GOAL OF THE EXERCISE :: Write out the material exactly. Do not include the pictures.
━━━━━━━━━━━━━━━━━━━━━━━━━━━━━━
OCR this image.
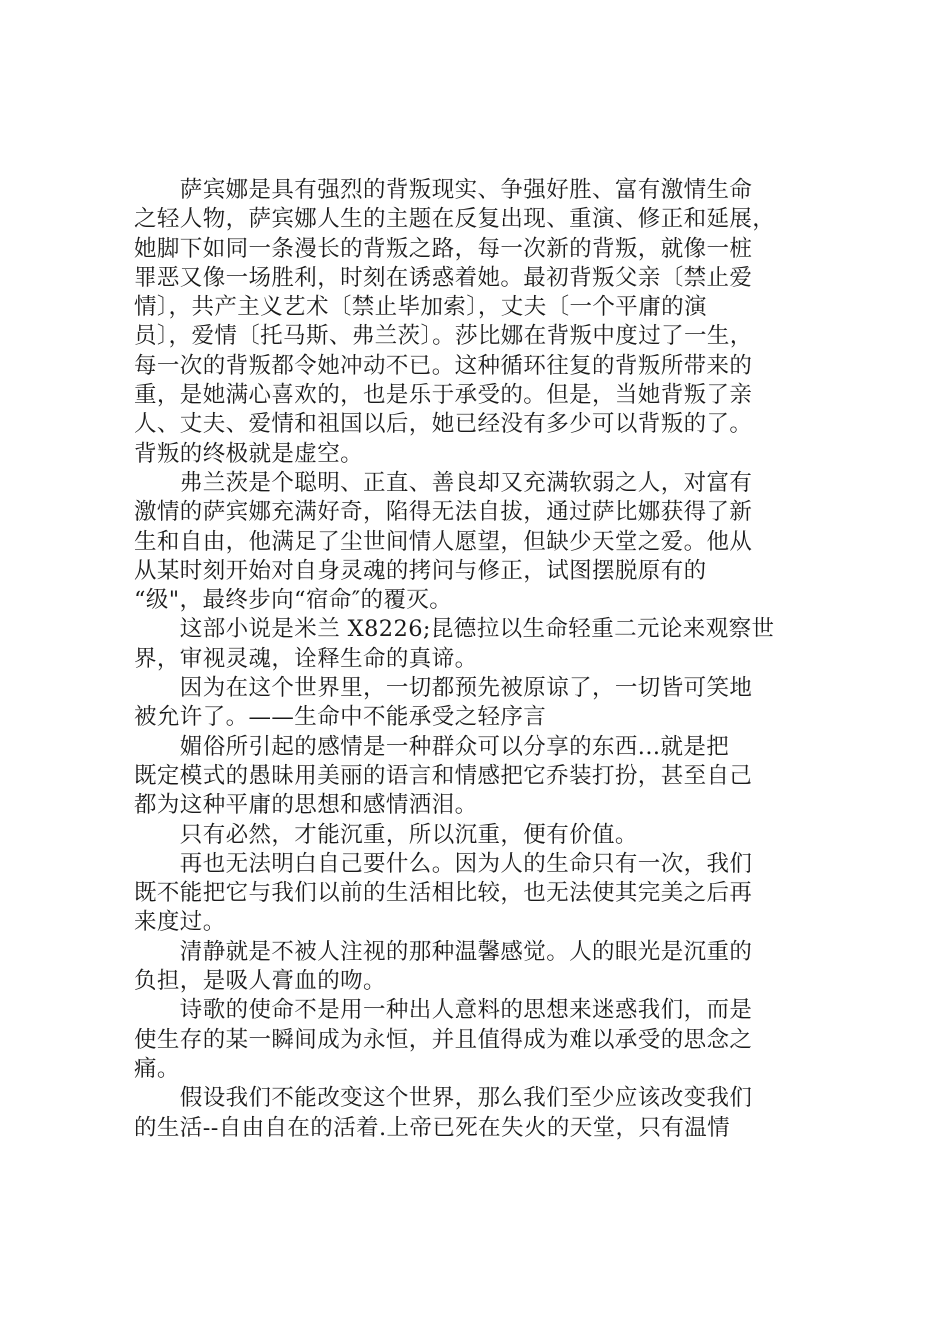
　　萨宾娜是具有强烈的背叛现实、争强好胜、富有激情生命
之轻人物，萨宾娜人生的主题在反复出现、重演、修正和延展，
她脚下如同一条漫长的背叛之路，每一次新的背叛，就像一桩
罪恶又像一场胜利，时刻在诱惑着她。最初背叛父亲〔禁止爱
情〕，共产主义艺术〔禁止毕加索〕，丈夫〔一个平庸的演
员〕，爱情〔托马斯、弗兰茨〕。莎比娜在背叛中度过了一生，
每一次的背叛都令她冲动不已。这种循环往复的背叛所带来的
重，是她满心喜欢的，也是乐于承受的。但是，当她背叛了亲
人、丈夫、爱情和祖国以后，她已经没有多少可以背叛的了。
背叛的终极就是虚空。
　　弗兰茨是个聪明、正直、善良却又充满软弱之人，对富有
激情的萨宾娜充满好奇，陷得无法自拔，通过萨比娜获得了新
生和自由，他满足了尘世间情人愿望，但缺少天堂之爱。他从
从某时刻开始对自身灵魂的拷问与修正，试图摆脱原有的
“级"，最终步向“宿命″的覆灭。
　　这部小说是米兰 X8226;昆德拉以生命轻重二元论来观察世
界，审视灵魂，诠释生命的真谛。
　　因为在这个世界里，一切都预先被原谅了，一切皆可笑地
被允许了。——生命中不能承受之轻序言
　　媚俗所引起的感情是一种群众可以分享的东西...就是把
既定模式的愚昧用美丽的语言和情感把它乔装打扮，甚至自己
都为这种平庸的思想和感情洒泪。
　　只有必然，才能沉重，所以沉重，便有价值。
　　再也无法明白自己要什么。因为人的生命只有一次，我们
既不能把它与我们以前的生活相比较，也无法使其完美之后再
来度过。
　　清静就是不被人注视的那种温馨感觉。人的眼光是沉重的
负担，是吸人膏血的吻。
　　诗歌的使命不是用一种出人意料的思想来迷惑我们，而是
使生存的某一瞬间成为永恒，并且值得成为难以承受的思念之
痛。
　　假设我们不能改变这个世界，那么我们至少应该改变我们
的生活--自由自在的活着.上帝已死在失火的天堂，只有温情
━━━━━━━━━━━━━━━━━━━━━━━━━━━━━━
CORRECT RESULT ::
OCR this image.
　　萨宾娜是具有强烈的背叛现实、争强好胜、富有激情生命
之轻人物，萨宾娜人生的主题在反复出现、重演、修正和延展，
她脚下如同一条漫长的背叛之路，每一次新的背叛，就像一桩
罪恶又像一场胜利，时刻在诱惑着她。最初背叛父亲〔禁止爱
情〕，共产主义艺术〔禁止毕加索〕，丈夫〔一个平庸的演
员〕，爱情〔托马斯、弗兰茨〕。莎比娜在背叛中度过了一生，
每一次的背叛都令她冲动不已。这种循环往复的背叛所带来的
重，是她满心喜欢的，也是乐于承受的。但是，当她背叛了亲
人、丈夫、爱情和祖国以后，她已经没有多少可以背叛的了。
背叛的终极就是虚空。
　　弗兰茨是个聪明、正直、善良却又充满软弱之人，对富有
激情的萨宾娜充满好奇，陷得无法自拔，通过萨比娜获得了新
生和自由，他满足了尘世间情人愿望，但缺少天堂之爱。他从
从某时刻开始对自身灵魂的拷问与修正，试图摆脱原有的
“级"，最终步向“宿命″的覆灭。
　　这部小说是米兰 X8226;昆德拉以生命轻重二元论来观察世
界，审视灵魂，诠释生命的真谛。
　　因为在这个世界里，一切都预先被原谅了，一切皆可笑地
被允许了。——生命中不能承受之轻序言
　　媚俗所引起的感情是一种群众可以分享的东西...就是把
既定模式的愚昧用美丽的语言和情感把它乔装打扮，甚至自己
都为这种平庸的思想和感情洒泪。
　　只有必然，才能沉重，所以沉重，便有价值。
　　再也无法明白自己要什么。因为人的生命只有一次，我们
既不能把它与我们以前的生活相比较，也无法使其完美之后再
来度过。
　　清静就是不被人注视的那种温馨感觉。人的眼光是沉重的
负担，是吸人膏血的吻。
　　诗歌的使命不是用一种出人意料的思想来迷惑我们，而是
使生存的某一瞬间成为永恒，并且值得成为难以承受的思念之
痛。
　　假设我们不能改变这个世界，那么我们至少应该改变我们
的生活--自由自在的活着.上帝已死在失火的天堂，只有温情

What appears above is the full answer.